(Rows from a figure dataset)
....

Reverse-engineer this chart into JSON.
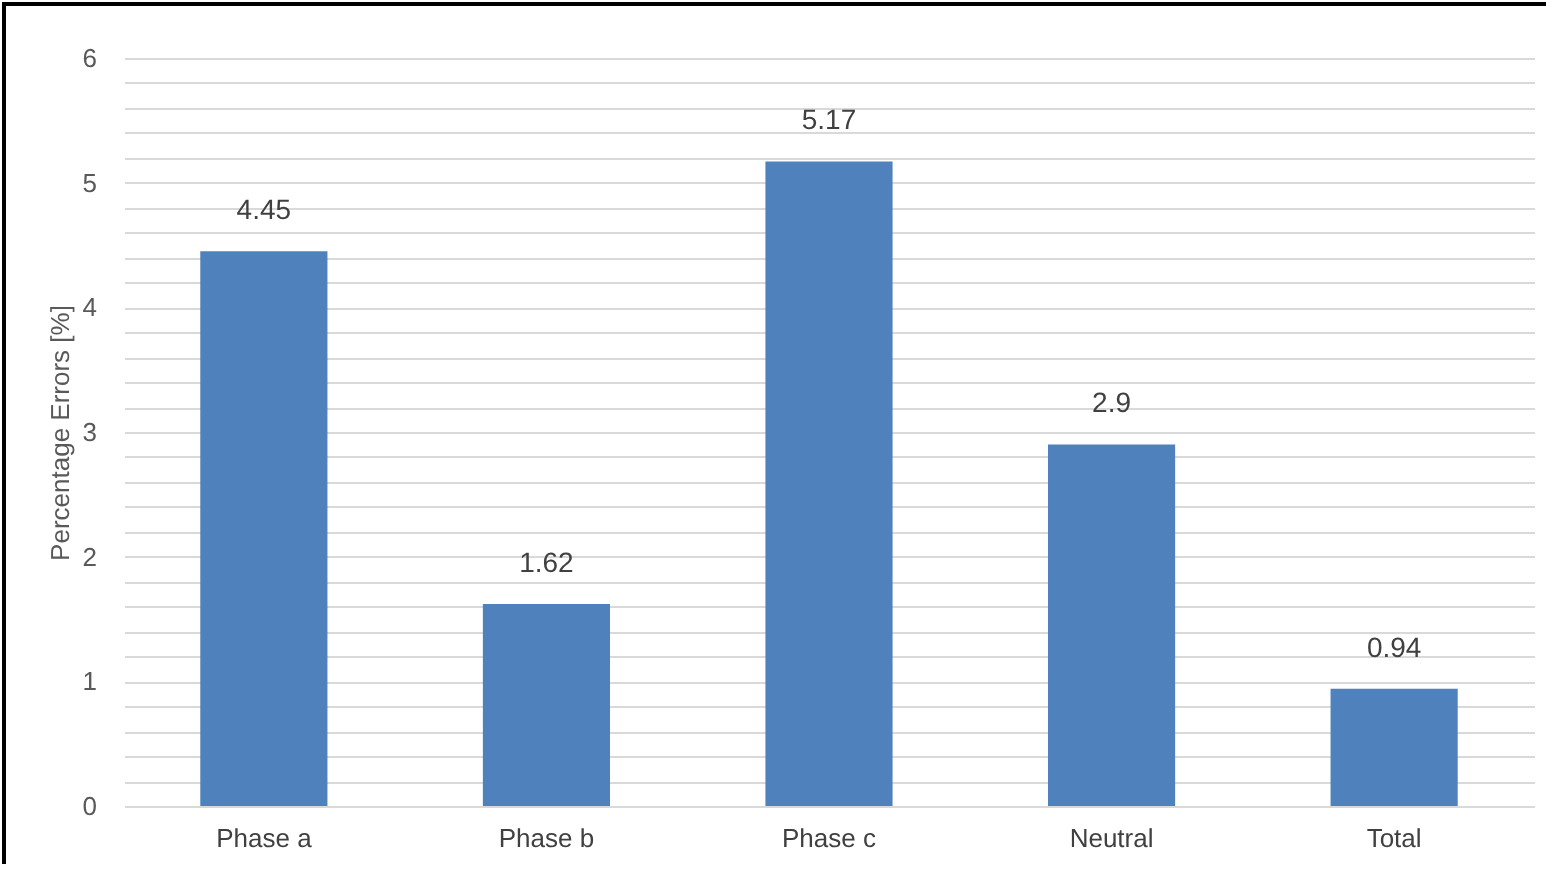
{
  "chart_data": {
    "type": "bar",
    "ylabel": "Percentage Errors [%]",
    "categories": [
      "Phase a",
      "Phase b",
      "Phase c",
      "Neutral",
      "Total"
    ],
    "values": [
      4.45,
      1.62,
      5.17,
      2.9,
      0.94
    ],
    "color": "#4f81bd",
    "ylim": [
      0,
      6
    ],
    "yticks": [
      0,
      {
        "value": 0.2,
        "label": null
      },
      {
        "value": 0.4,
        "label": null
      },
      {
        "value": 0.6,
        "label": null
      },
      {
        "value": 0.8,
        "label": null
      },
      1,
      {
        "value": 1.2,
        "label": null
      },
      {
        "value": 1.4,
        "label": null
      },
      {
        "value": 1.6,
        "label": null
      },
      {
        "value": 1.8,
        "label": null
      },
      2,
      {
        "value": 2.2,
        "label": null
      },
      {
        "value": 2.4,
        "label": null
      },
      {
        "value": 2.6,
        "label": null
      },
      {
        "value": 2.8,
        "label": null
      },
      3,
      {
        "value": 3.2,
        "label": null
      },
      {
        "value": 3.4,
        "label": null
      },
      {
        "value": 3.6,
        "label": null
      },
      {
        "value": 3.8,
        "label": null
      },
      4,
      {
        "value": 4.2,
        "label": null
      },
      {
        "value": 4.4,
        "label": null
      },
      {
        "value": 4.6,
        "label": null
      },
      {
        "value": 4.8,
        "label": null
      },
      5,
      {
        "value": 5.2,
        "label": null
      },
      {
        "value": 5.4,
        "label": null
      },
      {
        "value": 5.6,
        "label": null
      },
      {
        "value": 5.8,
        "label": null
      },
      6
    ],
    "grid": true,
    "data_labels": true
  }
}
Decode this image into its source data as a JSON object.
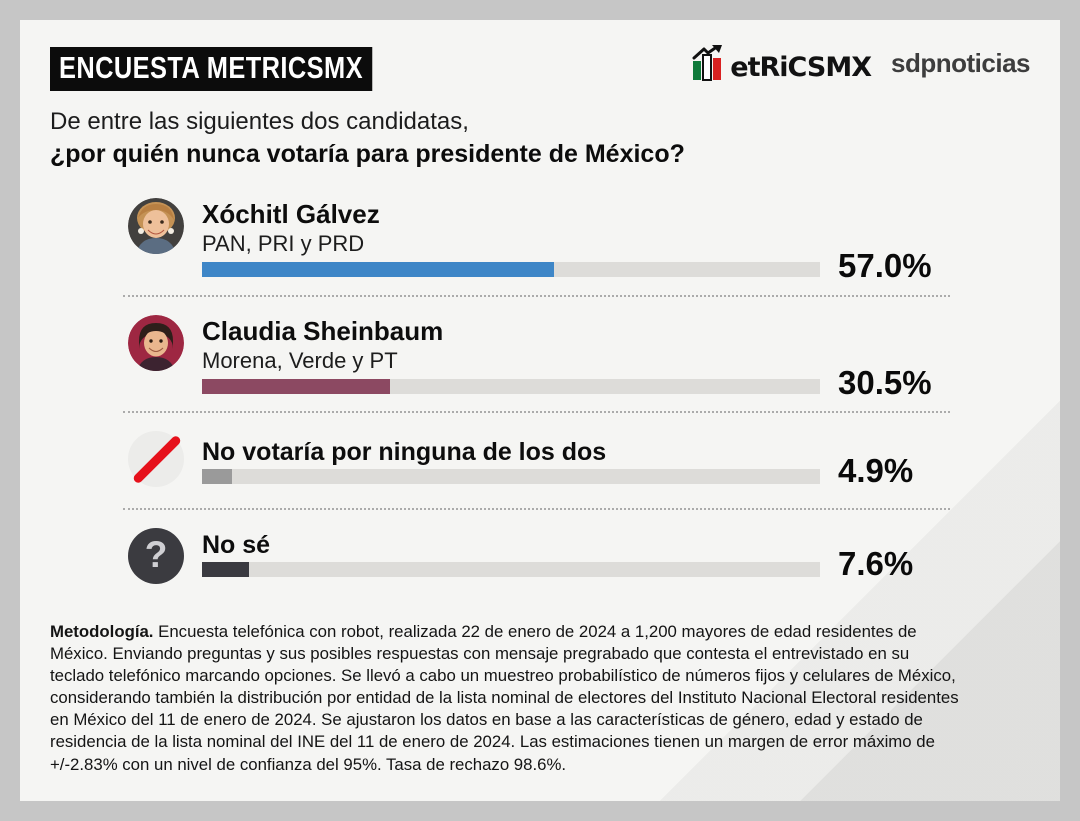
{
  "header": {
    "badge": "ENCUESTA METRICSMX",
    "brand": "etRiCSMX",
    "partner": "sdpnoticias"
  },
  "question": {
    "line1": "De entre las siguientes dos candidatas,",
    "line2": "¿por quién nunca votaría para presidente de México?"
  },
  "rows": [
    {
      "name": "Xóchitl Gálvez",
      "party": "PAN, PRI y PRD",
      "value": 57.0,
      "label": "57.0%",
      "bar_color": "#3e86c7",
      "avatar": "xochitl-galvez-photo"
    },
    {
      "name": "Claudia Sheinbaum",
      "party": "Morena, Verde y PT",
      "value": 30.5,
      "label": "30.5%",
      "bar_color": "#8c4962",
      "avatar": "claudia-sheinbaum-photo"
    },
    {
      "name": "No votaría por ninguna de los dos",
      "party": "",
      "value": 4.9,
      "label": "4.9%",
      "bar_color": "#9a9a9a",
      "icon": "slash"
    },
    {
      "name": "No sé",
      "party": "",
      "value": 7.6,
      "label": "7.6%",
      "bar_color": "#3a3a40",
      "icon": "question",
      "icon_glyph": "?"
    }
  ],
  "methodology": {
    "title": "Metodología.",
    "lines": [
      " Encuesta telefónica con robot, realizada 22 de enero de 2024 a 1,200 mayores de edad residentes de",
      "México. Enviando preguntas y sus posibles respuestas con mensaje pregrabado que contesta el entrevistado en su",
      "teclado telefónico marcando opciones. Se llevó a cabo un muestreo probabilístico de números fijos y celulares de México,",
      "considerando también la distribución por entidad de la lista nominal de electores del Instituto Nacional Electoral residentes",
      "en México del 11 de enero de 2024. Se ajustaron los datos en base a las características de género, edad y estado de",
      "residencia de la lista nominal del INE del 11 de enero de 2024. Las estimaciones tienen un margen de error máximo de",
      "+/-2.83% con un nivel de confianza del 95%. Tasa de rechazo 98.6%."
    ]
  },
  "colors": {
    "page_bg": "#c6c6c6",
    "card_bg": "#f5f5f3",
    "track": "#dddcd9",
    "bar_blue": "#3e86c7",
    "bar_maroon": "#8c4962",
    "bar_gray": "#9a9a9a",
    "bar_dark": "#3a3a40",
    "slash_red": "#e6111b",
    "badge_bg": "#0c0c0c"
  },
  "chart_data": {
    "type": "bar",
    "orientation": "horizontal",
    "title": "De entre las siguientes dos candidatas, ¿por quién nunca votaría para presidente de México?",
    "categories": [
      "Xóchitl Gálvez (PAN, PRI y PRD)",
      "Claudia Sheinbaum (Morena, Verde y PT)",
      "No votaría por ninguna de los dos",
      "No sé"
    ],
    "values": [
      57.0,
      30.5,
      4.9,
      7.6
    ],
    "unit": "%",
    "xlim": [
      0,
      100
    ],
    "data_labels": [
      "57.0%",
      "30.5%",
      "4.9%",
      "7.6%"
    ],
    "bar_colors": [
      "#3e86c7",
      "#8c4962",
      "#9a9a9a",
      "#3a3a40"
    ],
    "grid": false,
    "legend": false
  }
}
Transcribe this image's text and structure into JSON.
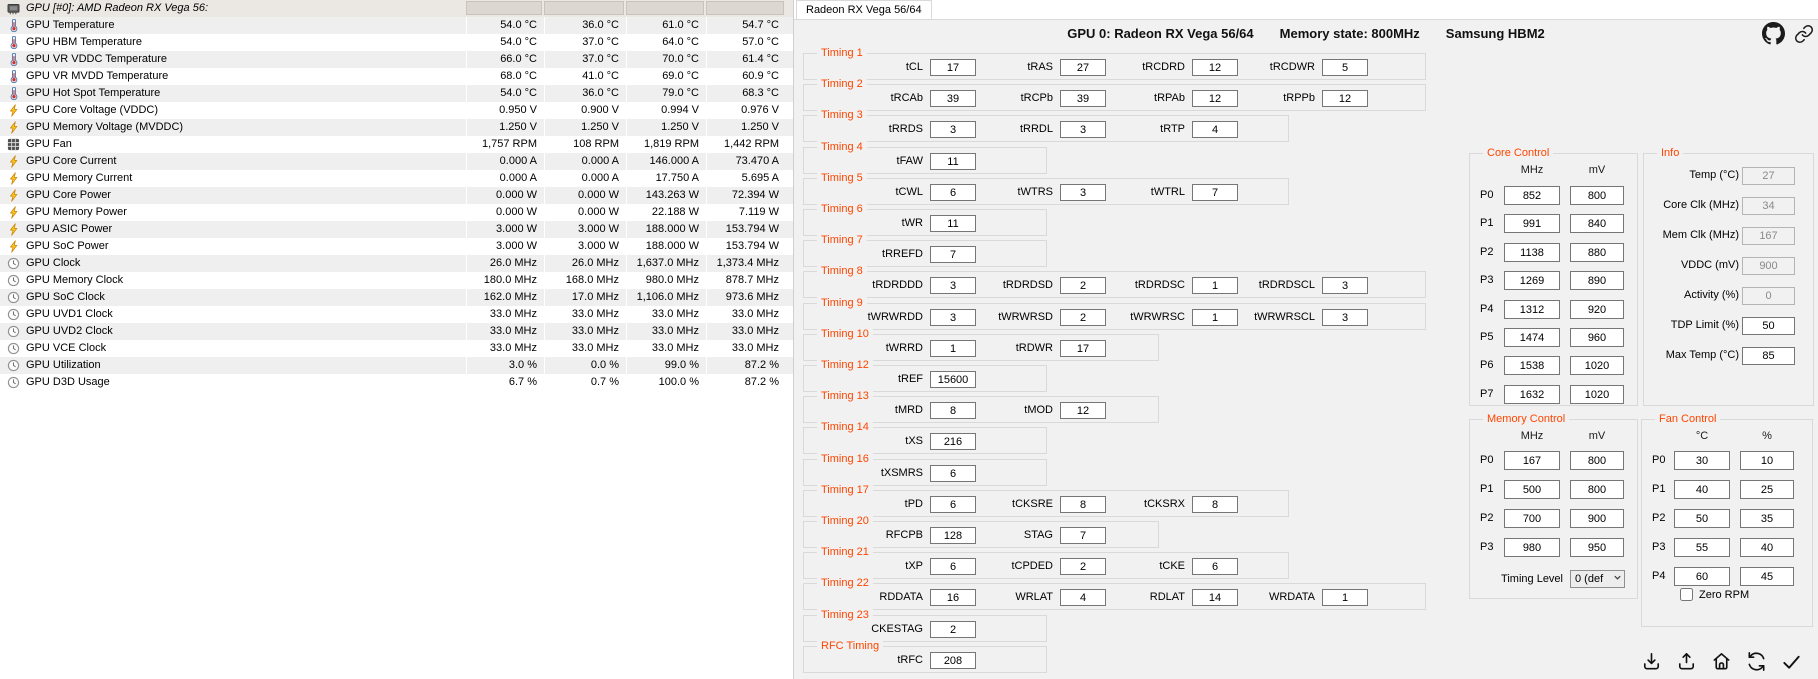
{
  "colors": {
    "accent": "#ff4500",
    "panel_bg": "#f1f1f1"
  },
  "sensor_panel": {
    "header": {
      "icon": "gpu",
      "label": "GPU [#0]: AMD Radeon RX Vega 56:"
    },
    "rows": [
      {
        "icon": "therm",
        "label": "GPU Temperature",
        "values": [
          "54.0 °C",
          "36.0 °C",
          "61.0 °C",
          "54.7 °C"
        ]
      },
      {
        "icon": "therm",
        "label": "GPU HBM Temperature",
        "values": [
          "54.0 °C",
          "37.0 °C",
          "64.0 °C",
          "57.0 °C"
        ]
      },
      {
        "icon": "therm",
        "label": "GPU VR VDDC Temperature",
        "values": [
          "66.0 °C",
          "37.0 °C",
          "70.0 °C",
          "61.4 °C"
        ]
      },
      {
        "icon": "therm",
        "label": "GPU VR MVDD Temperature",
        "values": [
          "68.0 °C",
          "41.0 °C",
          "69.0 °C",
          "60.9 °C"
        ]
      },
      {
        "icon": "therm",
        "label": "GPU Hot Spot Temperature",
        "values": [
          "54.0 °C",
          "36.0 °C",
          "79.0 °C",
          "68.3 °C"
        ]
      },
      {
        "icon": "bolt",
        "label": "GPU Core Voltage (VDDC)",
        "values": [
          "0.950 V",
          "0.900 V",
          "0.994 V",
          "0.976 V"
        ]
      },
      {
        "icon": "bolt",
        "label": "GPU Memory Voltage (MVDDC)",
        "values": [
          "1.250 V",
          "1.250 V",
          "1.250 V",
          "1.250 V"
        ]
      },
      {
        "icon": "fan",
        "label": "GPU Fan",
        "values": [
          "1,757 RPM",
          "108 RPM",
          "1,819 RPM",
          "1,442 RPM"
        ]
      },
      {
        "icon": "bolt",
        "label": "GPU Core Current",
        "values": [
          "0.000 A",
          "0.000 A",
          "146.000 A",
          "73.470 A"
        ]
      },
      {
        "icon": "bolt",
        "label": "GPU Memory Current",
        "values": [
          "0.000 A",
          "0.000 A",
          "17.750 A",
          "5.695 A"
        ]
      },
      {
        "icon": "bolt",
        "label": "GPU Core Power",
        "values": [
          "0.000 W",
          "0.000 W",
          "143.263 W",
          "72.394 W"
        ]
      },
      {
        "icon": "bolt",
        "label": "GPU Memory Power",
        "values": [
          "0.000 W",
          "0.000 W",
          "22.188 W",
          "7.119 W"
        ]
      },
      {
        "icon": "bolt",
        "label": "GPU ASIC Power",
        "values": [
          "3.000 W",
          "3.000 W",
          "188.000 W",
          "153.794 W"
        ]
      },
      {
        "icon": "bolt",
        "label": "GPU SoC Power",
        "values": [
          "3.000 W",
          "3.000 W",
          "188.000 W",
          "153.794 W"
        ]
      },
      {
        "icon": "clock",
        "label": "GPU Clock",
        "values": [
          "26.0 MHz",
          "26.0 MHz",
          "1,637.0 MHz",
          "1,373.4 MHz"
        ]
      },
      {
        "icon": "clock",
        "label": "GPU Memory Clock",
        "values": [
          "180.0 MHz",
          "168.0 MHz",
          "980.0 MHz",
          "878.7 MHz"
        ]
      },
      {
        "icon": "clock",
        "label": "GPU SoC Clock",
        "values": [
          "162.0 MHz",
          "17.0 MHz",
          "1,106.0 MHz",
          "973.6 MHz"
        ]
      },
      {
        "icon": "clock",
        "label": "GPU UVD1 Clock",
        "values": [
          "33.0 MHz",
          "33.0 MHz",
          "33.0 MHz",
          "33.0 MHz"
        ]
      },
      {
        "icon": "clock",
        "label": "GPU UVD2 Clock",
        "values": [
          "33.0 MHz",
          "33.0 MHz",
          "33.0 MHz",
          "33.0 MHz"
        ]
      },
      {
        "icon": "clock",
        "label": "GPU VCE Clock",
        "values": [
          "33.0 MHz",
          "33.0 MHz",
          "33.0 MHz",
          "33.0 MHz"
        ]
      },
      {
        "icon": "clock",
        "label": "GPU Utilization",
        "values": [
          "3.0 %",
          "0.0 %",
          "99.0 %",
          "87.2 %"
        ]
      },
      {
        "icon": "clock",
        "label": "GPU D3D Usage",
        "values": [
          "6.7 %",
          "0.7 %",
          "100.0 %",
          "87.2 %"
        ]
      }
    ]
  },
  "tweak_panel": {
    "tab": "Radeon RX Vega 56/64",
    "title": [
      "GPU 0: Radeon RX Vega 56/64",
      "Memory state: 800MHz",
      "Samsung HBM2"
    ],
    "timing_groups": [
      {
        "name": "Timing 1",
        "fields": [
          [
            "tCL",
            "17"
          ],
          [
            "tRAS",
            "27"
          ],
          [
            "tRCDRD",
            "12"
          ],
          [
            "tRCDWR",
            "5"
          ]
        ]
      },
      {
        "name": "Timing 2",
        "fields": [
          [
            "tRCAb",
            "39"
          ],
          [
            "tRCPb",
            "39"
          ],
          [
            "tRPAb",
            "12"
          ],
          [
            "tRPPb",
            "12"
          ]
        ]
      },
      {
        "name": "Timing 3",
        "fields": [
          [
            "tRRDS",
            "3"
          ],
          [
            "tRRDL",
            "3"
          ],
          [
            "tRTP",
            "4"
          ]
        ]
      },
      {
        "name": "Timing 4",
        "fields": [
          [
            "tFAW",
            "11"
          ]
        ]
      },
      {
        "name": "Timing 5",
        "fields": [
          [
            "tCWL",
            "6"
          ],
          [
            "tWTRS",
            "3"
          ],
          [
            "tWTRL",
            "7"
          ]
        ]
      },
      {
        "name": "Timing 6",
        "fields": [
          [
            "tWR",
            "11"
          ]
        ]
      },
      {
        "name": "Timing 7",
        "fields": [
          [
            "tRREFD",
            "7"
          ]
        ]
      },
      {
        "name": "Timing 8",
        "fields": [
          [
            "tRDRDDD",
            "3"
          ],
          [
            "tRDRDSD",
            "2"
          ],
          [
            "tRDRDSC",
            "1"
          ],
          [
            "tRDRDSCL",
            "3"
          ]
        ]
      },
      {
        "name": "Timing 9",
        "fields": [
          [
            "tWRWRDD",
            "3"
          ],
          [
            "tWRWRSD",
            "2"
          ],
          [
            "tWRWRSC",
            "1"
          ],
          [
            "tWRWRSCL",
            "3"
          ]
        ]
      },
      {
        "name": "Timing 10",
        "fields": [
          [
            "tWRRD",
            "1"
          ],
          [
            "tRDWR",
            "17"
          ]
        ]
      },
      {
        "name": "Timing 12",
        "fields": [
          [
            "tREF",
            "15600"
          ]
        ]
      },
      {
        "name": "Timing 13",
        "fields": [
          [
            "tMRD",
            "8"
          ],
          [
            "tMOD",
            "12"
          ]
        ]
      },
      {
        "name": "Timing 14",
        "fields": [
          [
            "tXS",
            "216"
          ]
        ]
      },
      {
        "name": "Timing 16",
        "fields": [
          [
            "tXSMRS",
            "6"
          ]
        ]
      },
      {
        "name": "Timing 17",
        "fields": [
          [
            "tPD",
            "6"
          ],
          [
            "tCKSRE",
            "8"
          ],
          [
            "tCKSRX",
            "8"
          ]
        ]
      },
      {
        "name": "Timing 20",
        "fields": [
          [
            "RFCPB",
            "128"
          ],
          [
            "STAG",
            "7"
          ]
        ]
      },
      {
        "name": "Timing 21",
        "fields": [
          [
            "tXP",
            "6"
          ],
          [
            "tCPDED",
            "2"
          ],
          [
            "tCKE",
            "6"
          ]
        ]
      },
      {
        "name": "Timing 22",
        "fields": [
          [
            "RDDATA",
            "16"
          ],
          [
            "WRLAT",
            "4"
          ],
          [
            "RDLAT",
            "14"
          ],
          [
            "WRDATA",
            "1"
          ]
        ]
      },
      {
        "name": "Timing 23",
        "fields": [
          [
            "CKESTAG",
            "2"
          ]
        ]
      },
      {
        "name": "RFC Timing",
        "fields": [
          [
            "tRFC",
            "208"
          ]
        ]
      }
    ],
    "core_control": {
      "title": "Core Control",
      "cols": [
        "MHz",
        "mV"
      ],
      "rows": [
        [
          "P0",
          "852",
          "800"
        ],
        [
          "P1",
          "991",
          "840"
        ],
        [
          "P2",
          "1138",
          "880"
        ],
        [
          "P3",
          "1269",
          "890"
        ],
        [
          "P4",
          "1312",
          "920"
        ],
        [
          "P5",
          "1474",
          "960"
        ],
        [
          "P6",
          "1538",
          "1020"
        ],
        [
          "P7",
          "1632",
          "1020"
        ]
      ]
    },
    "info": {
      "title": "Info",
      "rows": [
        {
          "label": "Temp (°C)",
          "value": "27",
          "disabled": true
        },
        {
          "label": "Core Clk (MHz)",
          "value": "34",
          "disabled": true
        },
        {
          "label": "Mem Clk (MHz)",
          "value": "167",
          "disabled": true
        },
        {
          "label": "VDDC (mV)",
          "value": "900",
          "disabled": true
        },
        {
          "label": "Activity (%)",
          "value": "0",
          "disabled": true
        },
        {
          "label": "TDP Limit (%)",
          "value": "50",
          "disabled": false
        },
        {
          "label": "Max Temp (°C)",
          "value": "85",
          "disabled": false
        }
      ]
    },
    "memory_control": {
      "title": "Memory Control",
      "cols": [
        "MHz",
        "mV"
      ],
      "rows": [
        [
          "P0",
          "167",
          "800"
        ],
        [
          "P1",
          "500",
          "800"
        ],
        [
          "P2",
          "700",
          "900"
        ],
        [
          "P3",
          "980",
          "950"
        ]
      ],
      "timing_level": {
        "label": "Timing Level",
        "value": "0 (def"
      }
    },
    "fan_control": {
      "title": "Fan Control",
      "cols": [
        "°C",
        "%"
      ],
      "rows": [
        [
          "P0",
          "30",
          "10"
        ],
        [
          "P1",
          "40",
          "25"
        ],
        [
          "P2",
          "50",
          "35"
        ],
        [
          "P3",
          "55",
          "40"
        ],
        [
          "P4",
          "60",
          "45"
        ]
      ],
      "zero_rpm": "Zero RPM"
    },
    "toolbar": [
      "download",
      "upload",
      "home",
      "refresh",
      "checkmark"
    ],
    "header_icons": [
      "github",
      "link"
    ]
  }
}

....

• **What to produce**: Check each line of these records for the string "Voltage" and state only how many lines have it.

• **Full solution**: 2